(Goal) Find the lines that hold the word "формулы" and return them.

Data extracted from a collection
---

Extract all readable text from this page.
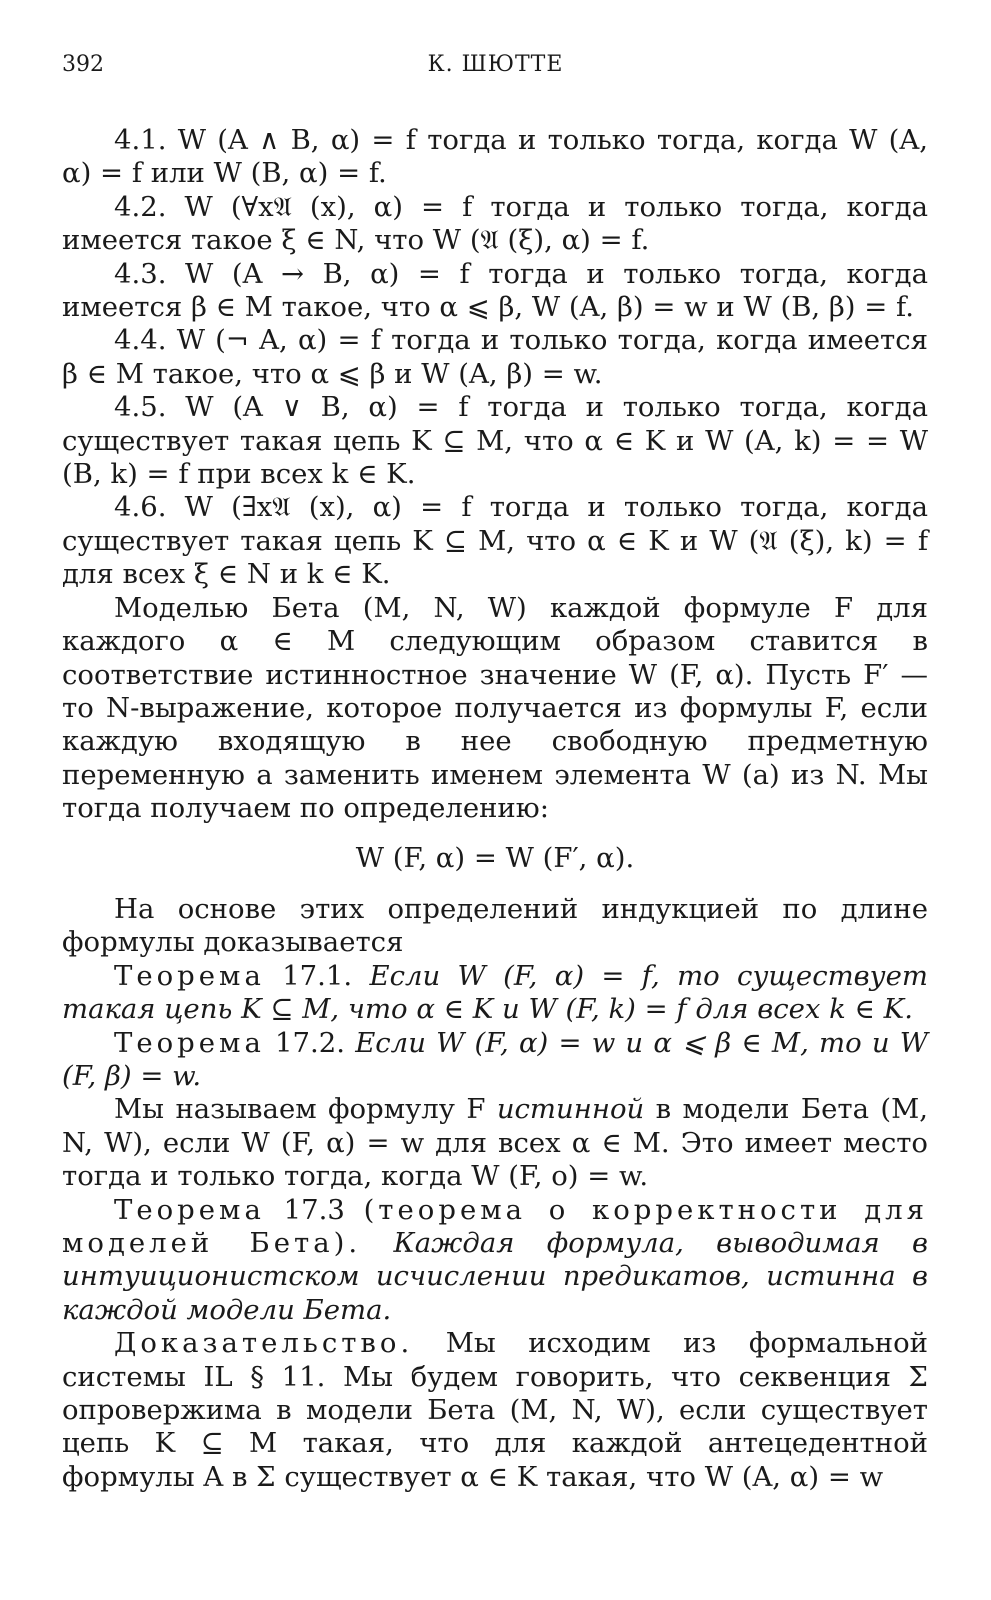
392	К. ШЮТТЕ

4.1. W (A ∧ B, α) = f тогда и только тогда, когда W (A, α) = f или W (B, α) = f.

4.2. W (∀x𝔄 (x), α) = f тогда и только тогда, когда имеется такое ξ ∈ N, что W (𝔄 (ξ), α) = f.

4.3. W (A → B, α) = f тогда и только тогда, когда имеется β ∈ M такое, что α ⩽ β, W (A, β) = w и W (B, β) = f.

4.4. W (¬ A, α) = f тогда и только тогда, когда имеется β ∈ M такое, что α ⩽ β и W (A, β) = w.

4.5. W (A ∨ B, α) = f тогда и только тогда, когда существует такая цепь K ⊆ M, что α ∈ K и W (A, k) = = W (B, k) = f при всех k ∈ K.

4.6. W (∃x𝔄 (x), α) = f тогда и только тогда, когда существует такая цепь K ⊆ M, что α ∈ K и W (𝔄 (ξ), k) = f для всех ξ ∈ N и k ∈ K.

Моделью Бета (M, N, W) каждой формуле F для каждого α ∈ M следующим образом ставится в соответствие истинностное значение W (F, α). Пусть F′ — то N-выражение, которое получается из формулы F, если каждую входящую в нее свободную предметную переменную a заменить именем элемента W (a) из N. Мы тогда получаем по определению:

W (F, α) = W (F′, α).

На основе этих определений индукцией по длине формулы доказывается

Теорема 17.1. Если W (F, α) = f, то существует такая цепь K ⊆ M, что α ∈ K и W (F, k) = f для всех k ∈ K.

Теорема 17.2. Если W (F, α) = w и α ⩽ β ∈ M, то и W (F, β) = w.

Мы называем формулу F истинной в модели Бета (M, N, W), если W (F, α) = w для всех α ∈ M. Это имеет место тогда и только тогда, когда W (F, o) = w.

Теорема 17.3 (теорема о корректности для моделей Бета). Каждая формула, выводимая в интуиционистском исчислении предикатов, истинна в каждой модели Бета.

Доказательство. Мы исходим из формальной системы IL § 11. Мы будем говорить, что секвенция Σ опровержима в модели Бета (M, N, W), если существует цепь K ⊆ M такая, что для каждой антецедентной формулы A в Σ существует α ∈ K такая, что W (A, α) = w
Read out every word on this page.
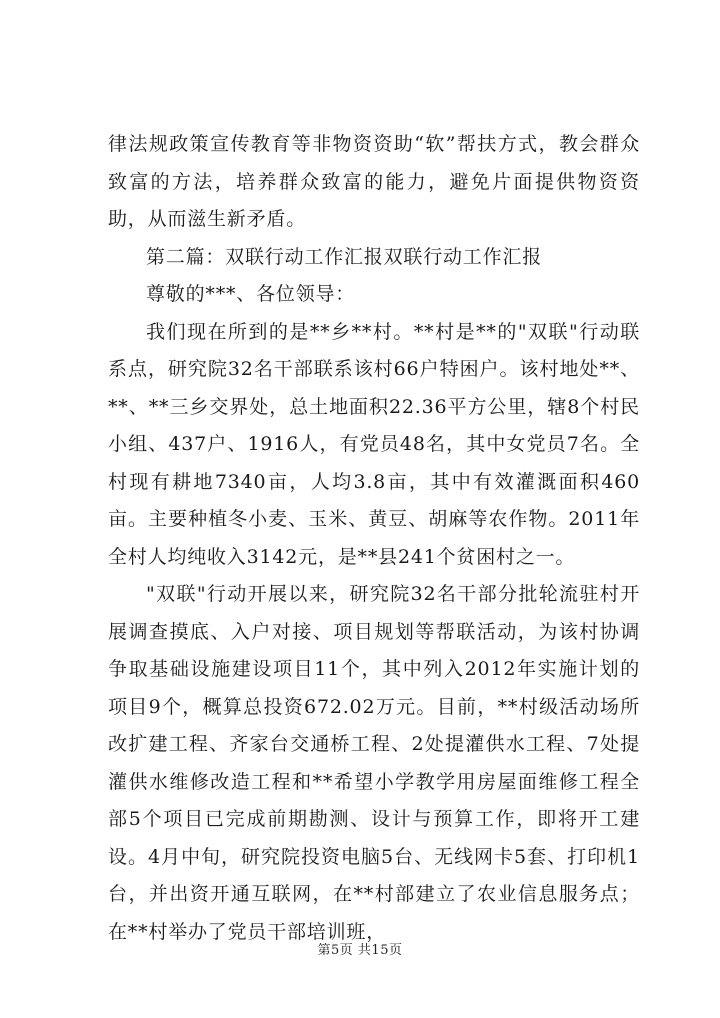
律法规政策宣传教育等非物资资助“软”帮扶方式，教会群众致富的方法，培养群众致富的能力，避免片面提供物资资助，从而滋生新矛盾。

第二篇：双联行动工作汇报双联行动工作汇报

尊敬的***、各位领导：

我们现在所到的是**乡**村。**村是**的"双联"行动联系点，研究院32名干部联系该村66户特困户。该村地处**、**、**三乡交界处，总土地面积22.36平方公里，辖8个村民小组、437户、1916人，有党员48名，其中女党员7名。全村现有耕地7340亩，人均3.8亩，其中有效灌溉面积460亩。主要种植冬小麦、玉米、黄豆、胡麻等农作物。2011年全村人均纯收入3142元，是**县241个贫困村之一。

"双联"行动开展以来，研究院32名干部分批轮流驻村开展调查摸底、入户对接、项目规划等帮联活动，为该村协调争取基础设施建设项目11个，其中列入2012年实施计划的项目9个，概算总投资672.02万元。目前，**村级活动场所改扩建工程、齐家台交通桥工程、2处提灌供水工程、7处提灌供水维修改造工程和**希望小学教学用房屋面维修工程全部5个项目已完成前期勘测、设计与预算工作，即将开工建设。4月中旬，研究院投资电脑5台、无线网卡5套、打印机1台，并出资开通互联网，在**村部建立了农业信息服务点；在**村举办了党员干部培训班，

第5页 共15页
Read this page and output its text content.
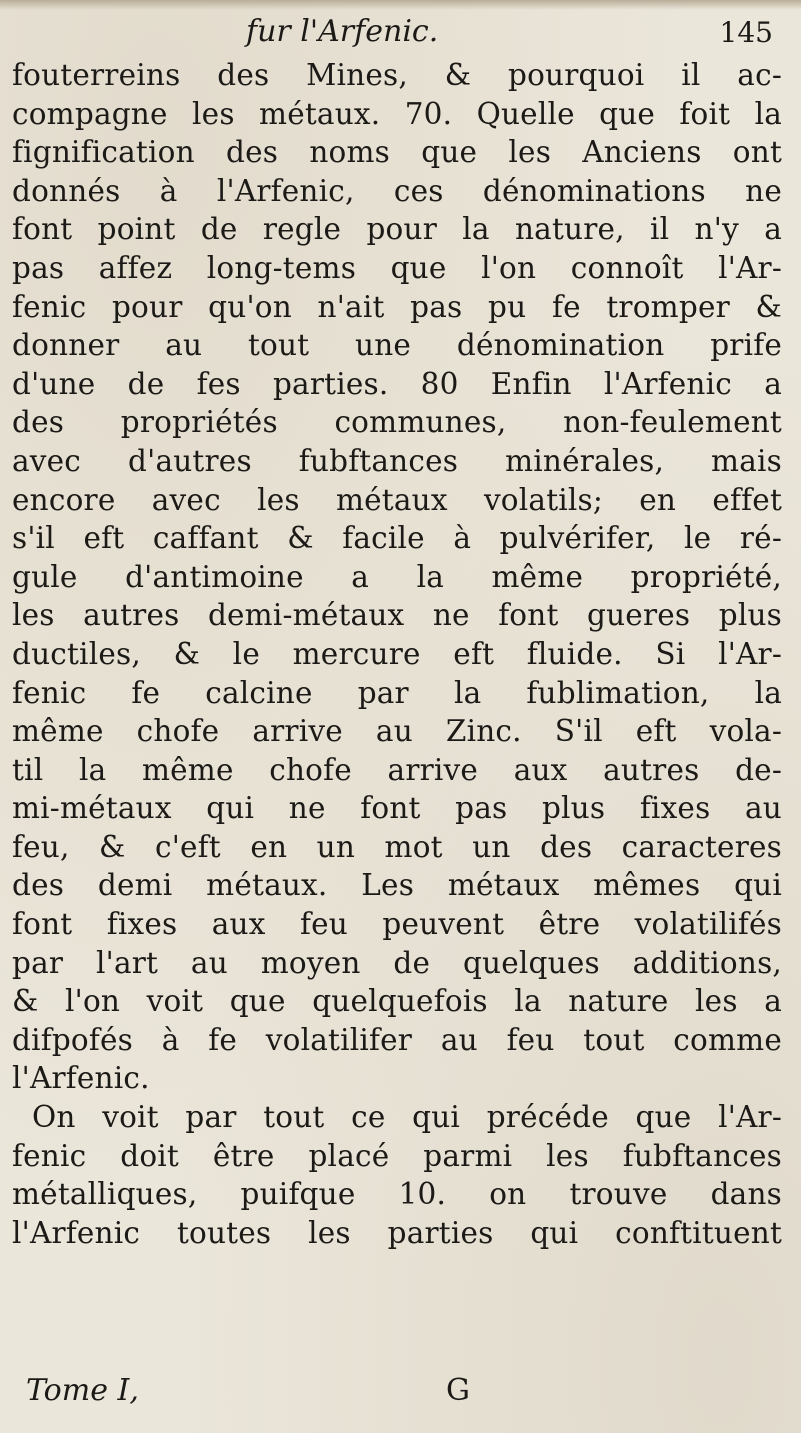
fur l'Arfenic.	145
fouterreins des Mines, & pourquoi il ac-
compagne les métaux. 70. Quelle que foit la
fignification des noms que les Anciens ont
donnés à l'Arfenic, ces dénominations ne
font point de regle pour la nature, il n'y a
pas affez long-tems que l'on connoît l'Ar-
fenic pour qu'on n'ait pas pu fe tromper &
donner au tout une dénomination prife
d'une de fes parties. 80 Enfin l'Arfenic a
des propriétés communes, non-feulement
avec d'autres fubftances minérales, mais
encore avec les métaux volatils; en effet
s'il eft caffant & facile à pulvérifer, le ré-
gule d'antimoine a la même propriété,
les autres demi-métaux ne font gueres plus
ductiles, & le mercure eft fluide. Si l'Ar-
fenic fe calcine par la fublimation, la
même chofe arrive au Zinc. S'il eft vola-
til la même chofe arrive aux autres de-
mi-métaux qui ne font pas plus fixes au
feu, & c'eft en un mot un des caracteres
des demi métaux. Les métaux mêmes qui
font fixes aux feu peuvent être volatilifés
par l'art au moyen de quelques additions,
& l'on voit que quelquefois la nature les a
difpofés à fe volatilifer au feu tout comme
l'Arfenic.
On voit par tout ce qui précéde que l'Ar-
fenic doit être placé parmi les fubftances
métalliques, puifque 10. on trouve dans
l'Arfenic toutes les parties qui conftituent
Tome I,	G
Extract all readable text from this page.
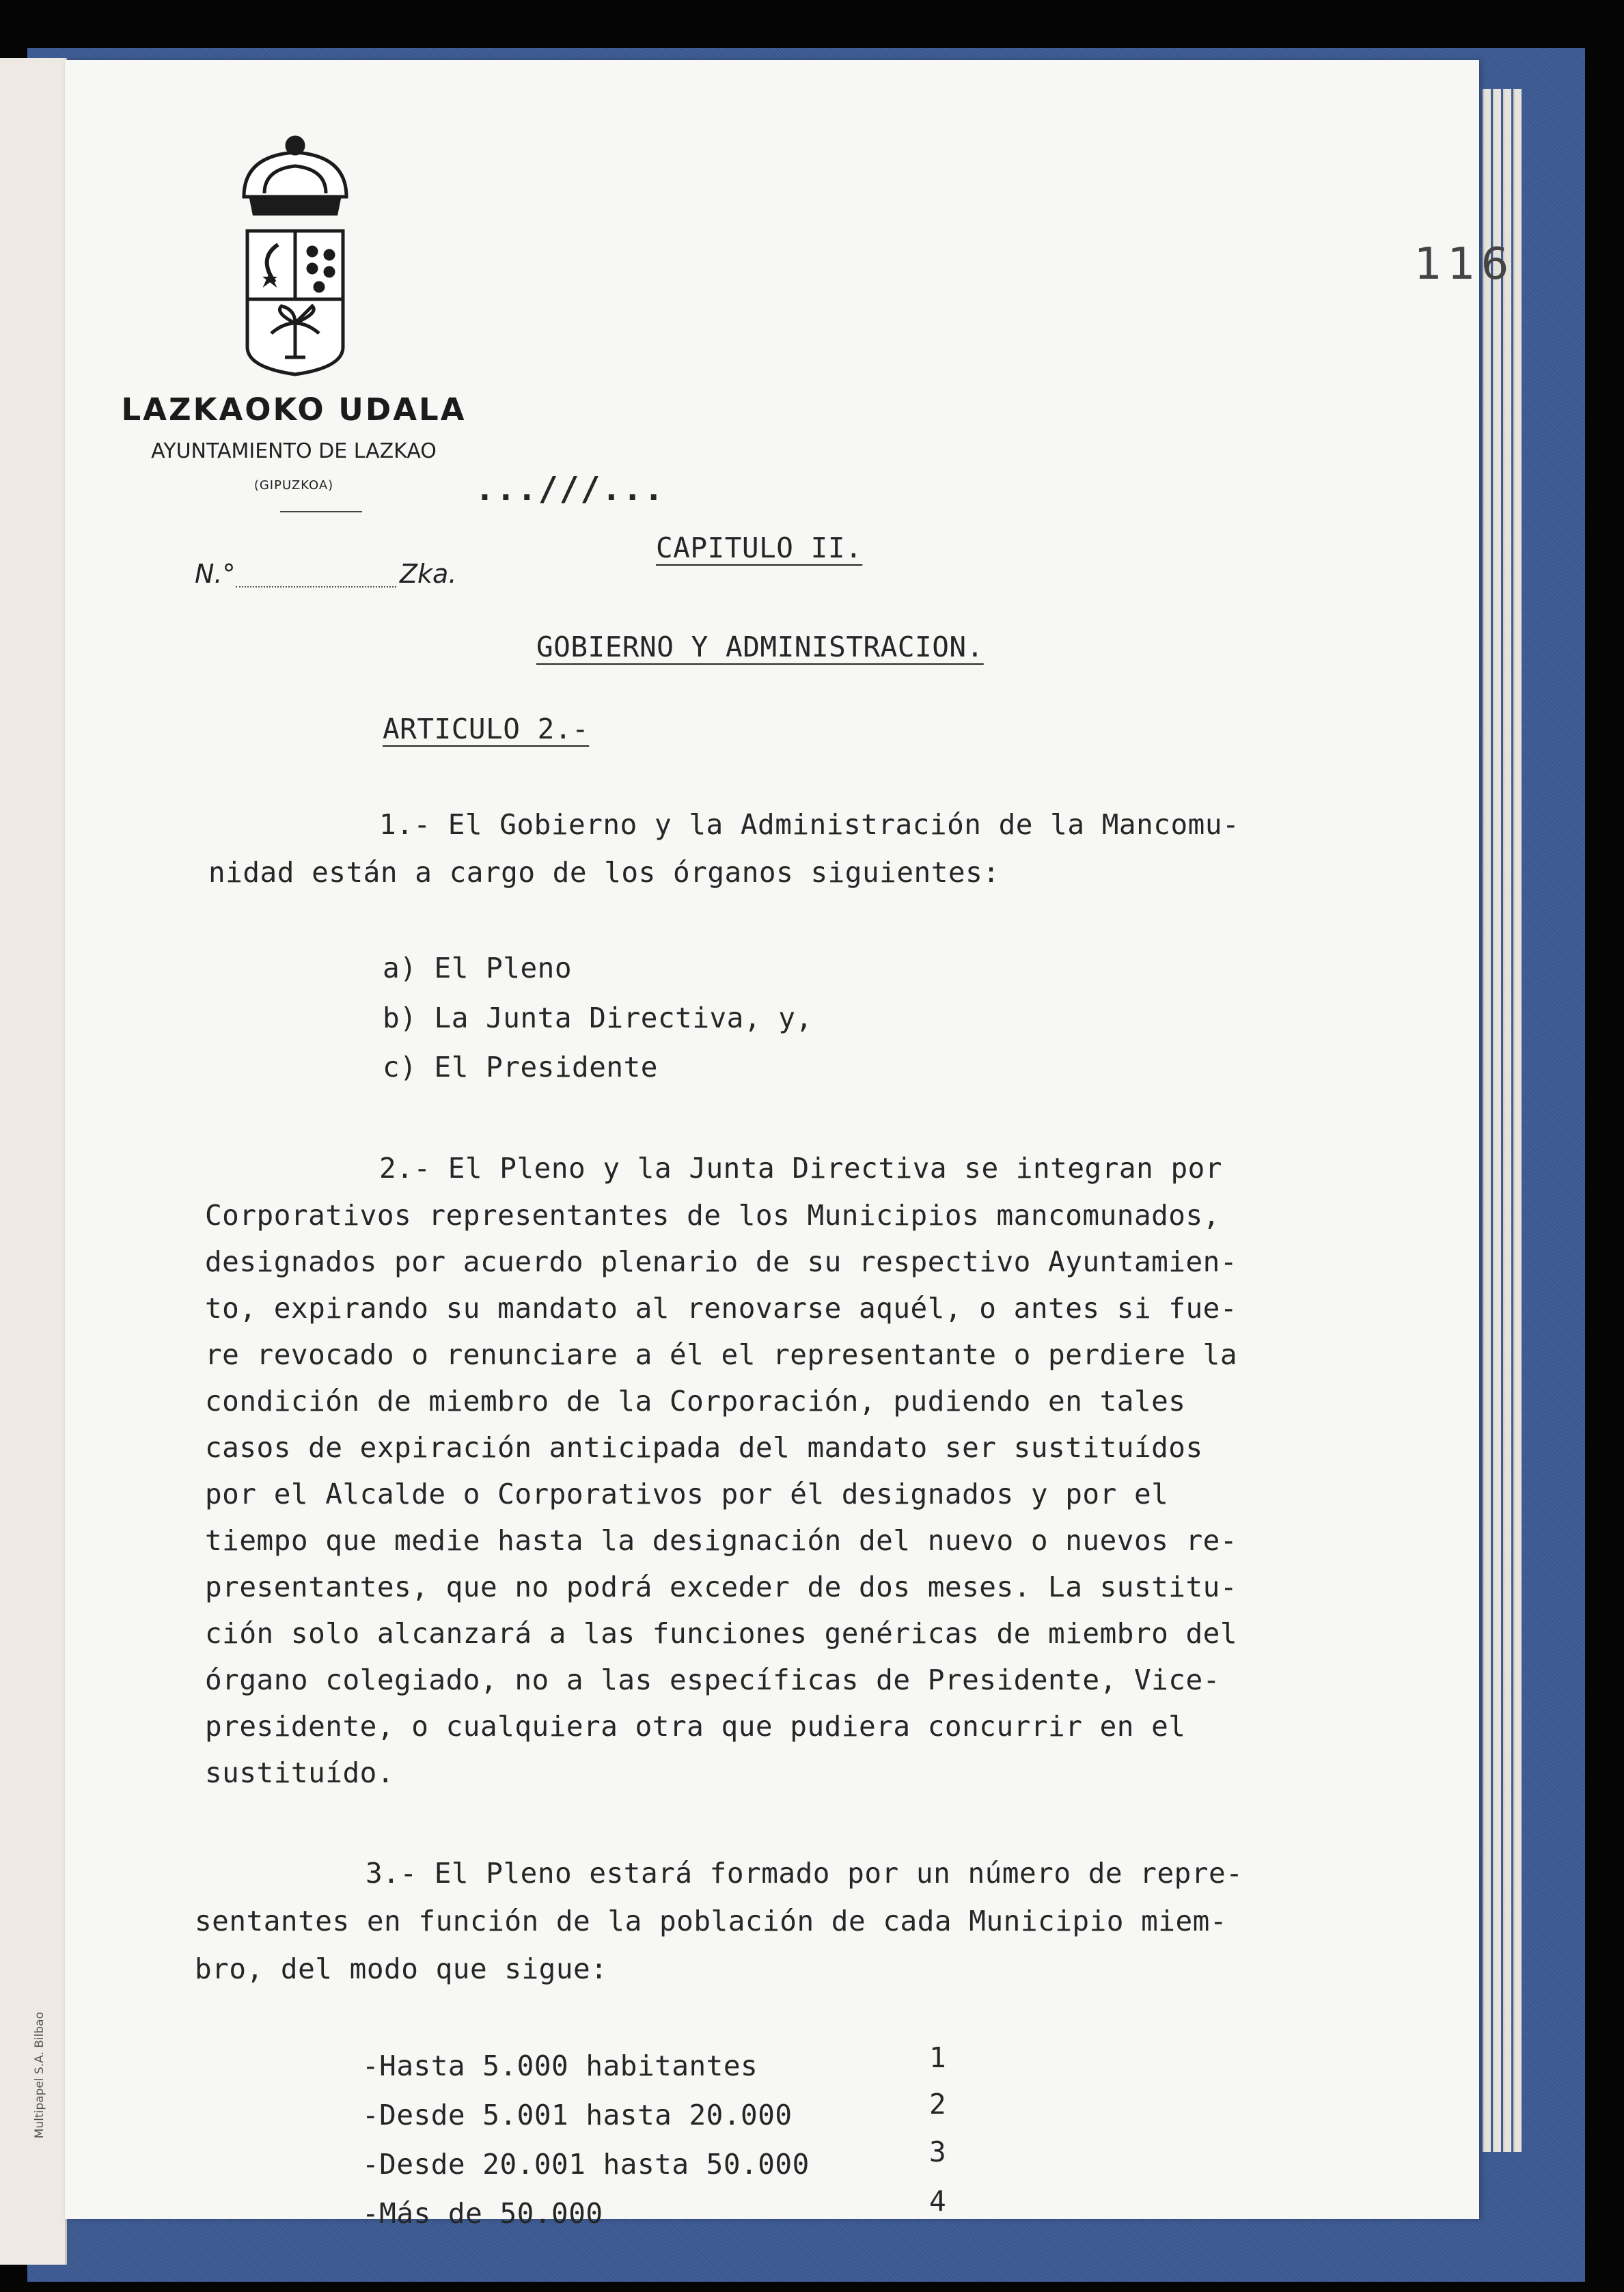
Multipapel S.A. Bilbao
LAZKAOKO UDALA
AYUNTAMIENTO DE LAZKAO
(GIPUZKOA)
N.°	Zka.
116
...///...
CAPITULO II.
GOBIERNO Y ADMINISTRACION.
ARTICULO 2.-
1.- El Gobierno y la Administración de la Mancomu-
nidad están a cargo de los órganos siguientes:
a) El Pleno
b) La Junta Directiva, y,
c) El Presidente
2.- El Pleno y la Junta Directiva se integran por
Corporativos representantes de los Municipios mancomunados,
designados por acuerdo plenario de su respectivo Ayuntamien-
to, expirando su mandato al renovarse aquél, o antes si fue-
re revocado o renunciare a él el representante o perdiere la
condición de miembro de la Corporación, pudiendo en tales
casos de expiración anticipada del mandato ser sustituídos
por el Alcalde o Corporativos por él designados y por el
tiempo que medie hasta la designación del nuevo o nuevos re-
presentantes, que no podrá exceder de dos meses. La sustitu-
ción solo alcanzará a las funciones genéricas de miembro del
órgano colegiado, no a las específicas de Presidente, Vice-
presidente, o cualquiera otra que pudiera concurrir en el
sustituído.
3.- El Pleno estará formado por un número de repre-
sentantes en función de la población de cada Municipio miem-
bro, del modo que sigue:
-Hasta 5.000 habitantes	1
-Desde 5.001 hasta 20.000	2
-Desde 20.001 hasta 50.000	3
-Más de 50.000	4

---

(Exercise result)
Моделью Бета (M, N, W) каждой формуле F для каждого α ∈ M следующим образом ставится в соответствие истинностное значение W (F, α). Пусть F′ — то N-выражение, которое получается из формулы F, если каждую входящую в нее свободную предметную переменную a заменить именем элемента W (a) из N. Мы тогда получаем по определению:
На основе этих определений индукцией по длине формулы доказывается
Доказательство. Мы исходим из формальной системы IL § 11. Мы будем говорить, что секвенция Σ опровержима в модели Бета (M, N, W), если существует цепь K ⊆ M такая, что для каждой антецедентной формулы A в Σ существует α ∈ K такая, что W (A, α) = w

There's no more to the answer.